======== Texto de la página ========

Cuando podas, identifica a qué tipo de ojo estás cortando por encima. Un ojo activo orientado hacia el exterior dará una rama que aireará el centro del rosal. Un ojo dormido sometido a una poda severa tardará más en arrancar, pero a menudo producirá un brote vigoroso.
Poda de rosal por encima del ojo: la técnica que marca la diferencia
Podar “por encima de un ojo” es un consejo que todo jardinero ha escuchado. Pero la precisión del gesto cuenta tanto como el principio.
El corte se realiza en bisel, a aproximadamente medio centímetro por encima del ojo elegido, con el podador inclinado en la dirección opuesta al brote. Esta inclinación evita que el agua de lluvia se estanque sobre el ojo y reduce el riesgo de pudrición.
Errores frecuentes a evitar con el podador
Cortar demasiado lejos del ojo deja un muñón de tallo que se seca y puede convertirse en una puerta de entrada para enfermedades. Cortar demasiado cerca puede dañar el brote mismo.
Utiliza un podador limpio y bien afilado: un corte limpio cicatriza más rápido que un aplastamiento. Desinfecta la hoja entre cada rosal si sospechas la presencia de enfermedades fúngicas.

========

▶ [Problemas y tareas]
(1) Según el texto sobre la poda del rosal, ¿por qué se corta en bisel, con el podador inclinado en la dirección opuesta al brote? Responde en una a tres oraciones.
(2) Continúa el texto sobre la poda del rosal a partir de su última oración.

======== Datos sin procesar ========

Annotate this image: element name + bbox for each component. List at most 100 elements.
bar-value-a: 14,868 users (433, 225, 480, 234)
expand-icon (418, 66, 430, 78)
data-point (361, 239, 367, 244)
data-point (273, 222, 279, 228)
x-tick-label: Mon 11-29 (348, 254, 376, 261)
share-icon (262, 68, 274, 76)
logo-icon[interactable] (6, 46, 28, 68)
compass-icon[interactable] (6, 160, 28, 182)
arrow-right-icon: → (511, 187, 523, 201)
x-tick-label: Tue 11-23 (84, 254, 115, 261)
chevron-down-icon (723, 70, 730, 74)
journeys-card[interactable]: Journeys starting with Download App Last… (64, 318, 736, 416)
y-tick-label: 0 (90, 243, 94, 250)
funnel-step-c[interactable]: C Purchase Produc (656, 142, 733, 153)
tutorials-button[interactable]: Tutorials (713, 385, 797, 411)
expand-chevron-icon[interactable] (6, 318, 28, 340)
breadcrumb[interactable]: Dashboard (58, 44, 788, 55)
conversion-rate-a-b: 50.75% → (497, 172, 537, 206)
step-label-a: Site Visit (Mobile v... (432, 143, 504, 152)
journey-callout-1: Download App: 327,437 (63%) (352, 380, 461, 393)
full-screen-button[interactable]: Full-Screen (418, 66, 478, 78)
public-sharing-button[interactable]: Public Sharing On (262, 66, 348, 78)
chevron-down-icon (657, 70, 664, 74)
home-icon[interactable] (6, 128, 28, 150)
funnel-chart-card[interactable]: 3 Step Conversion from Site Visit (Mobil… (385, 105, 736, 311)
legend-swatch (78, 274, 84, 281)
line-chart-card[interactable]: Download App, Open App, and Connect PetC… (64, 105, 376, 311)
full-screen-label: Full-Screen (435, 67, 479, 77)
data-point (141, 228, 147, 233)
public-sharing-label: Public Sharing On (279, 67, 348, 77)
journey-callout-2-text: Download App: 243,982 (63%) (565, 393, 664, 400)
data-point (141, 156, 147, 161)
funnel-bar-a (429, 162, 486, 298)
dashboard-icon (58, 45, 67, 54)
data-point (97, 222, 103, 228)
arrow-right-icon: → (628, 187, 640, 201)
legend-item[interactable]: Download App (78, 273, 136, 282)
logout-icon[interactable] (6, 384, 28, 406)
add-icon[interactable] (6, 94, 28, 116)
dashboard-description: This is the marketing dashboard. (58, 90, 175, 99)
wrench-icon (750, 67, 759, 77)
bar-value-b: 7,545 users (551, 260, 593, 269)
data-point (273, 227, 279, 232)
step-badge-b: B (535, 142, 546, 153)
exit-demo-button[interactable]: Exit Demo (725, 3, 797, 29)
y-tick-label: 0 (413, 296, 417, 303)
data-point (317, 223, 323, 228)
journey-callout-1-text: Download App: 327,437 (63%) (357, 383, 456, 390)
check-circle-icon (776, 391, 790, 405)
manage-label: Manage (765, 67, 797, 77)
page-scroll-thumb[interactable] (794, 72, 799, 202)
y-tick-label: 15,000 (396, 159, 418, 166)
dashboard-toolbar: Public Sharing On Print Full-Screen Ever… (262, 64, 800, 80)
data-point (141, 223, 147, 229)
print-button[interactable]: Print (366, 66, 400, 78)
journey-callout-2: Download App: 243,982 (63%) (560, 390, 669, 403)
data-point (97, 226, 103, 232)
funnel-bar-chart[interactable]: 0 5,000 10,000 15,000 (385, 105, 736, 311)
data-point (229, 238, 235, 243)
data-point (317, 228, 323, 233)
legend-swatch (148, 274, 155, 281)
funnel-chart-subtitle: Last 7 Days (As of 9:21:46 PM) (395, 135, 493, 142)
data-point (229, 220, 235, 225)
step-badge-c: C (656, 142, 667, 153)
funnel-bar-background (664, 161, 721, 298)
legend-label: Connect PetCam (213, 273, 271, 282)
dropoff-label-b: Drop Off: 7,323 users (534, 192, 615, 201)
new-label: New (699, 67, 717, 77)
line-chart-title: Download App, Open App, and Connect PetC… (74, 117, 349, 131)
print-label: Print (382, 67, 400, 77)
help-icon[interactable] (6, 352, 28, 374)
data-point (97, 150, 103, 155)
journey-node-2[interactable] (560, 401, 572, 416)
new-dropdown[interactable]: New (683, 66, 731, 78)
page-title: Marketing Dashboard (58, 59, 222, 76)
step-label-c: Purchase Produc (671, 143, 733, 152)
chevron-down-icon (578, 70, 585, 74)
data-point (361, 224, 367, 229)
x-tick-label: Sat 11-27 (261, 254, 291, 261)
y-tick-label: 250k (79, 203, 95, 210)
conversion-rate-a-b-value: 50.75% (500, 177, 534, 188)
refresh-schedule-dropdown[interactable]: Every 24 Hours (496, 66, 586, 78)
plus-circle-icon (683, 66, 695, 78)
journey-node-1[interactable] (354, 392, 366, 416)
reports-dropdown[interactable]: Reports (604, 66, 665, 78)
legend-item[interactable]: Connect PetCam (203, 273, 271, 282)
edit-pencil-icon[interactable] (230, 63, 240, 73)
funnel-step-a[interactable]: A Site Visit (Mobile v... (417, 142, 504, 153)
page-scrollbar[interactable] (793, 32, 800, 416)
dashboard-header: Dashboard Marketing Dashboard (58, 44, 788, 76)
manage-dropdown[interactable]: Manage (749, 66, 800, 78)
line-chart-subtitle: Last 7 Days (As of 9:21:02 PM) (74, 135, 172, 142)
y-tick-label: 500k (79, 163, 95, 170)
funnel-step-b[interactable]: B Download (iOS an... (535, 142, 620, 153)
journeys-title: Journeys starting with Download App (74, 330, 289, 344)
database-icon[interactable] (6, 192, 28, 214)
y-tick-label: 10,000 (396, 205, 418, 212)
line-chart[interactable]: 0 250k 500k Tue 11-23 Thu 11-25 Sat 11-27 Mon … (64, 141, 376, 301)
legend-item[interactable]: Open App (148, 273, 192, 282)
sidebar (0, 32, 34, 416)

========

▶ [Respuestas del ejercicio]
(1) Esa inclinación evita que el agua de lluvia se estanque sobre el ojo. Así se reduce el riesgo de pudrición.

(2)
¿Has notado que un ojo apunta hacia el interior del arbusto? Es mejor elegir el de abajo, orientado hacia el exterior. El crecimiento seguirá esta dirección, y el centro del rosal permanecerá aireado, lo que limita los problemas de follaje relacionados con la humedad estancada.

Injerto por yema: cuando el ojo de rosal se convierte en herramienta de multiplicación
El injerto por yema se basa completamente en la calidad de un solo ojo. La técnica se practica generalmente desde principios de agosto hasta finales de septiembre, cuando la corteza del portainjerto se despega fácilmente.
El principio: se toma un ojo sano y vigoroso de la variedad deseada, con una fina lámina de corteza (la yema), y luego se inserta debajo de la corteza del portainjerto a nivel del cuello. El contacto entre la yema y el cambium del portainjerto debe ser perfecto para que la unión tenga éxito.
La elección del ojo a extraer es determinante. Selecciona un brote bien formado en un tallo del año, ni demasiado joven (no tendrá suficientes reservas), ni situado en madera demasiado lignificada (la recuperación será más difícil). Un ojo extraído en medio de una rama de floración reciente a menudo da los mejores resultados.
Signos de un injerto exitoso o fallido
Dos a tres semanas después del injerto, un ojo que permanece verde y ligeramente hinchado indica que ha tenido éxito. Si se oscurece o se seca, el injerto ha fallado. En este caso, puedes intentarlo de nuevo en el mismo portainjerto, siempre que elijas un lugar sano en el cuello.
Una yema bien injertada producirá su primer brote en la primavera siguiente. Esta paciencia es normal: el ojo entra en un letargo invernal después del injerto estival y solo se reactiva con el regreso de las temperaturas suaves.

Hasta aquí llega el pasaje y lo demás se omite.